__Exercise goal__
Find the string "name" in the data, then copy every line where it is found.

__Items from a figure collection__
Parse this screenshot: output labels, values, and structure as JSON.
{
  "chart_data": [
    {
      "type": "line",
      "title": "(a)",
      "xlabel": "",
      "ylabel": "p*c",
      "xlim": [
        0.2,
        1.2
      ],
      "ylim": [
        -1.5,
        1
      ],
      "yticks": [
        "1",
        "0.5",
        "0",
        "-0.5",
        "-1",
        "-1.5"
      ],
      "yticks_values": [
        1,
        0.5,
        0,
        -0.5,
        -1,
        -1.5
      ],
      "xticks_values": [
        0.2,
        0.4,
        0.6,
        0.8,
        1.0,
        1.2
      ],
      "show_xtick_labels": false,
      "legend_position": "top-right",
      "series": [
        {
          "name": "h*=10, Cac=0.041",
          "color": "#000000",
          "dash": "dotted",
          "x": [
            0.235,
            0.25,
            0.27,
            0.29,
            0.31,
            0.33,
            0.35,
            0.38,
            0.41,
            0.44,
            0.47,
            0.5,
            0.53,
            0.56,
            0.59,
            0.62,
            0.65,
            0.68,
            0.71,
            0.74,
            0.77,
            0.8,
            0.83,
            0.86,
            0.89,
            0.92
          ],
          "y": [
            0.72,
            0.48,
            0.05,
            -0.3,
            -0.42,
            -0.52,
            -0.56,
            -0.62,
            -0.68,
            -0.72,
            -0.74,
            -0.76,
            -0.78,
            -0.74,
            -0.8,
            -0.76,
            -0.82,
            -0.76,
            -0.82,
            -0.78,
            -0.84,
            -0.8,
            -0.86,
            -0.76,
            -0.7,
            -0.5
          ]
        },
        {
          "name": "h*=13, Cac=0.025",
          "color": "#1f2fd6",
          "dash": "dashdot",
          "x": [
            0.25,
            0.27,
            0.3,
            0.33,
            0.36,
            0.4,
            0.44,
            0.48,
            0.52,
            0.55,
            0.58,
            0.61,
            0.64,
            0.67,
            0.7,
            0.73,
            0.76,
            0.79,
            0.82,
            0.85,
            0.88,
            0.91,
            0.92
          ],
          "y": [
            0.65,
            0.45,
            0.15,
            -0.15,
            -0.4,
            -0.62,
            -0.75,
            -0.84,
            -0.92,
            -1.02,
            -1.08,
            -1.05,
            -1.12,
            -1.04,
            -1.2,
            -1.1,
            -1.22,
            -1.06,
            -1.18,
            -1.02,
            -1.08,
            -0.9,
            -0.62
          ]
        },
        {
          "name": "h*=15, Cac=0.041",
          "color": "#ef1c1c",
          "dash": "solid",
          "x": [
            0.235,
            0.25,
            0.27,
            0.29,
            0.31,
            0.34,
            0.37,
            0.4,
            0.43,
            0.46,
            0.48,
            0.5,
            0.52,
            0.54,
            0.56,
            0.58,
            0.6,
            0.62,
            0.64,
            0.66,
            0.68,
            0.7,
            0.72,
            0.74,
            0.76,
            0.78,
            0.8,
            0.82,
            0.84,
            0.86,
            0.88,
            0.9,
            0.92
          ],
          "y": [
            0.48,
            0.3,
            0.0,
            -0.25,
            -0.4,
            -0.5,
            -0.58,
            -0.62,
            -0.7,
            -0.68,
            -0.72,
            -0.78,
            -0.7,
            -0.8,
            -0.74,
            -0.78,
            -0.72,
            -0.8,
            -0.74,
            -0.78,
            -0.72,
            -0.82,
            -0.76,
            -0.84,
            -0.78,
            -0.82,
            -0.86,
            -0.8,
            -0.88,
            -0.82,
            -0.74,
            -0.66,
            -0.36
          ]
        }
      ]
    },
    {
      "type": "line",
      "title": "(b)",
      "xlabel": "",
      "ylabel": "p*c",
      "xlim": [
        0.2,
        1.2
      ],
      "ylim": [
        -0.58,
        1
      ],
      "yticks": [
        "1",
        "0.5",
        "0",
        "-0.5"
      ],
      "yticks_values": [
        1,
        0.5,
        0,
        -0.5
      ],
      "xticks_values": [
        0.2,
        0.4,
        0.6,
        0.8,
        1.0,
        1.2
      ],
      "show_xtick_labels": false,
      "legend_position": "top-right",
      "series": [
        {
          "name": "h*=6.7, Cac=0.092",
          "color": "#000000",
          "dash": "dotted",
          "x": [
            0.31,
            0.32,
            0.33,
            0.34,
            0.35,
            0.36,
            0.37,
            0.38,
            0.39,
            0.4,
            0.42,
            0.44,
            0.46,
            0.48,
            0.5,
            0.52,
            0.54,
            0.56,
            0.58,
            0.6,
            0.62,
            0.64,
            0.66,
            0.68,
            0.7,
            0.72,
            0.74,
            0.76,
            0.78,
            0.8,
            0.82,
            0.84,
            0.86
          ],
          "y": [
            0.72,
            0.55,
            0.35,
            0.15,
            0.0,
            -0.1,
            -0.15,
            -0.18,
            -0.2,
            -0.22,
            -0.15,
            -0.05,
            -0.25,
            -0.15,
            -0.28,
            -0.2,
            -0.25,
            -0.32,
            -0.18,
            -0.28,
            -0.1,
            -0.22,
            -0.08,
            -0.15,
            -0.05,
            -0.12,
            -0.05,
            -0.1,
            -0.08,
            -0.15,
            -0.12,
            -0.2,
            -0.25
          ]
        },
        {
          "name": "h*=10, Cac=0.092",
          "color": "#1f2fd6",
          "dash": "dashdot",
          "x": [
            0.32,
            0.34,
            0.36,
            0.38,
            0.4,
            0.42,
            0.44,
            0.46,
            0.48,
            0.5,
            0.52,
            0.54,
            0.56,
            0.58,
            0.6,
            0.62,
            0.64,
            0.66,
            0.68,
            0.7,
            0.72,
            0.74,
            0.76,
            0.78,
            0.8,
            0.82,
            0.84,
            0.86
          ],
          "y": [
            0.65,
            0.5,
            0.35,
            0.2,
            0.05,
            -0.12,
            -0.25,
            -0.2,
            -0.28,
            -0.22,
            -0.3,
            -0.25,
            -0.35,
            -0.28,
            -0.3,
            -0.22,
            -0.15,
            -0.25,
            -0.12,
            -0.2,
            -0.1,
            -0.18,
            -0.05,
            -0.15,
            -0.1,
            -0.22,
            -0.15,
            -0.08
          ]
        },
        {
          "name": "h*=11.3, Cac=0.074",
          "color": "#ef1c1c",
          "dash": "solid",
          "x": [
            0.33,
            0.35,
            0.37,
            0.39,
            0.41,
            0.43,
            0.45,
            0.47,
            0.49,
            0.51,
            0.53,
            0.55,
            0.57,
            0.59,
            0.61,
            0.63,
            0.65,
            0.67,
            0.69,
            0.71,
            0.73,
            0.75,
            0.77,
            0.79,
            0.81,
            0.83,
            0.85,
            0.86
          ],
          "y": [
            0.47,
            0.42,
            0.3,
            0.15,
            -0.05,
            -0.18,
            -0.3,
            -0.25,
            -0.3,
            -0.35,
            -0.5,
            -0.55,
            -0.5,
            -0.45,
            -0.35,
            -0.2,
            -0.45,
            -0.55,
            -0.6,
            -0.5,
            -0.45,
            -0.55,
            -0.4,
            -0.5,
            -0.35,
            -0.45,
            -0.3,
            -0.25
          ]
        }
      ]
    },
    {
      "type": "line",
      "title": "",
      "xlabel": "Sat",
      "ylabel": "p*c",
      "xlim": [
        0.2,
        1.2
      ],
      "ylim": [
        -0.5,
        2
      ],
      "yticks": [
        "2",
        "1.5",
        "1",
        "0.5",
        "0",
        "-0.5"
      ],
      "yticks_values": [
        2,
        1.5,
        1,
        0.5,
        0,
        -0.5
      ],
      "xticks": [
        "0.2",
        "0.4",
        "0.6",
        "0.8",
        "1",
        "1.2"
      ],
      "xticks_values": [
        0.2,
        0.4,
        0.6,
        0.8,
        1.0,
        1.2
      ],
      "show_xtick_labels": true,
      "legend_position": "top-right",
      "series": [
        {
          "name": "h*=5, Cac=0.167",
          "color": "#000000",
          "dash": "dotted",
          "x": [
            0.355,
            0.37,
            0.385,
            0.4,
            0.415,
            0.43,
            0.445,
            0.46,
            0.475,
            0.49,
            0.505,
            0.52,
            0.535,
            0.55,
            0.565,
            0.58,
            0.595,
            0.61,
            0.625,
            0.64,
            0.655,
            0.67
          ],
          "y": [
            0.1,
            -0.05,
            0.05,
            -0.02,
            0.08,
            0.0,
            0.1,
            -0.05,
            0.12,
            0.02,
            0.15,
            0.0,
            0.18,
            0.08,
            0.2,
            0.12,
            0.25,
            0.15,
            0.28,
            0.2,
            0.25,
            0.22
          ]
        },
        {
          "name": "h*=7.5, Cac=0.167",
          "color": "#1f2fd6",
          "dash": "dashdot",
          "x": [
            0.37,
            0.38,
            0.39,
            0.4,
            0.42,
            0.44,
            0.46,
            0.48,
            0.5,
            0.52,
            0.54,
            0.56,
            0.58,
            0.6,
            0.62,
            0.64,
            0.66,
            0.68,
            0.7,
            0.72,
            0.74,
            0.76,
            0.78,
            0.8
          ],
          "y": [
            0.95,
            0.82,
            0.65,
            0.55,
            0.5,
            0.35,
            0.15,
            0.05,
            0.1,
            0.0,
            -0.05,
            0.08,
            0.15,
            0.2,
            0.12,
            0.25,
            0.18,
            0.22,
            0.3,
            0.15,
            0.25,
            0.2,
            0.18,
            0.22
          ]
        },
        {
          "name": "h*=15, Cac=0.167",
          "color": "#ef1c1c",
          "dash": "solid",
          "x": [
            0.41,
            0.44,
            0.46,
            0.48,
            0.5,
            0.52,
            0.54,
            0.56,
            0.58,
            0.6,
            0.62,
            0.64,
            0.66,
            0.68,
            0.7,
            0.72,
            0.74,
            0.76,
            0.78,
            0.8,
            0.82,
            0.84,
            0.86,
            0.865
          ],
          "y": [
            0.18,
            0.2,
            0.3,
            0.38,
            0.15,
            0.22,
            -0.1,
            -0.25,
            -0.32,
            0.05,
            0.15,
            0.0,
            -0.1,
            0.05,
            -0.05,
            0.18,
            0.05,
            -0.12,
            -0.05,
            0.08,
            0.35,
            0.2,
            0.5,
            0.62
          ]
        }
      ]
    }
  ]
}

__Solution__
          "name": "h*=10, Cac=0.041",
          "name": "h*=13, Cac=0.025",
          "name": "h*=15, Cac=0.041",
          "name": "h*=6.7, Cac=0.092",
          "name": "h*=10, Cac=0.092",
          "name": "h*=11.3, Cac=0.074",
          "name": "h*=5, Cac=0.167",
          "name": "h*=7.5, Cac=0.167",
          "name": "h*=15, Cac=0.167",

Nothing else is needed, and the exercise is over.